The problem.
From the entries below, tally how many lines contain "ncpn" and report only that figure.
*****
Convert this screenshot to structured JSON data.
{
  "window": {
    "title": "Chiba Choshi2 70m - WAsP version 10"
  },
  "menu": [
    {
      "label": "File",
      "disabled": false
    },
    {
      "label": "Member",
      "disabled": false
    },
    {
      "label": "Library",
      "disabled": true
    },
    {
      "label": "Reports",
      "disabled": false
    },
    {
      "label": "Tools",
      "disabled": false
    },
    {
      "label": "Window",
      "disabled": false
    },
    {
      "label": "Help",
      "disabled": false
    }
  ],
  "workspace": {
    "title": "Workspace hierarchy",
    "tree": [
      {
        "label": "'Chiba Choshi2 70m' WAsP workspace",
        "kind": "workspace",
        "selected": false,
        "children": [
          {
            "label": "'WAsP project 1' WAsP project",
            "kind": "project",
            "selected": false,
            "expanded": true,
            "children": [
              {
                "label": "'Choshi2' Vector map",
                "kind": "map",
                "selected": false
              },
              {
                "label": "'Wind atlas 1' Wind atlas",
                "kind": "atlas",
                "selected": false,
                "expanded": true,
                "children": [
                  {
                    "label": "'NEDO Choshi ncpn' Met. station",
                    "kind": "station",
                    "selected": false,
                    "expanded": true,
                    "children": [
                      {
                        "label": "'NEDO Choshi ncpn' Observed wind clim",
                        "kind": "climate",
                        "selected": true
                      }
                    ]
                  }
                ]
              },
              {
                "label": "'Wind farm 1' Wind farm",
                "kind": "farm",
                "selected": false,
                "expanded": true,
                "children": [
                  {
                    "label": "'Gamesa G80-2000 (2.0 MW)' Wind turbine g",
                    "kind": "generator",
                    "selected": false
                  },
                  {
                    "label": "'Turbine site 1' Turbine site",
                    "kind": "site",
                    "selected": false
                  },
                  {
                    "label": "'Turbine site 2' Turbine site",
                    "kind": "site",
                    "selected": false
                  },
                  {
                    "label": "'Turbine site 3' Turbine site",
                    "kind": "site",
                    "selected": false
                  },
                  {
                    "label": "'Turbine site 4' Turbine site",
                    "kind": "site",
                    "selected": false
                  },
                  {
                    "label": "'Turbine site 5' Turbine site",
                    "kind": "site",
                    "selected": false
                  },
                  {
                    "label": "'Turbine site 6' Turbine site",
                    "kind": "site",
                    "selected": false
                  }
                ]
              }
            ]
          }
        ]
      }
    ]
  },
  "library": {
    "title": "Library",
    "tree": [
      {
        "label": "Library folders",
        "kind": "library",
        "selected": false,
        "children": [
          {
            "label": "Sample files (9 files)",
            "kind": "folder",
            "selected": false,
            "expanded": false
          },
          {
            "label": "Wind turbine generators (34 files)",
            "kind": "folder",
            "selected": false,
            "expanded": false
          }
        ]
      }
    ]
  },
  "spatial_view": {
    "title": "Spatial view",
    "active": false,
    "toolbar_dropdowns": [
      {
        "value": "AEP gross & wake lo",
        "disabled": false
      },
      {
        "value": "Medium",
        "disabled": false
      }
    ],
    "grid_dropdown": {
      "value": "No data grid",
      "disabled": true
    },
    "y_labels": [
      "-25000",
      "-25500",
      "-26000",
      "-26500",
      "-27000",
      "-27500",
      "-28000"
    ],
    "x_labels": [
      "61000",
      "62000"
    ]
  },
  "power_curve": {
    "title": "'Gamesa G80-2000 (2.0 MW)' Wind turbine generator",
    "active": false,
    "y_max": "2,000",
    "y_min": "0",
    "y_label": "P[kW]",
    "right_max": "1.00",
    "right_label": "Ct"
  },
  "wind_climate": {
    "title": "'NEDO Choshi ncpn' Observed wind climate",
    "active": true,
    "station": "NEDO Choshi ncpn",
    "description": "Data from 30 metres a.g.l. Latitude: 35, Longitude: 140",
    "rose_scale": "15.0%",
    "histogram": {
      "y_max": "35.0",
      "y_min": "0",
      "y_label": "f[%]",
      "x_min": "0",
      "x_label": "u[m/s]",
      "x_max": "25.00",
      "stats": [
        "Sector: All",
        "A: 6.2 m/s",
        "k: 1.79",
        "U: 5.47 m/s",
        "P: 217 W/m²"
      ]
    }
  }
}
*****
Finished answer.
4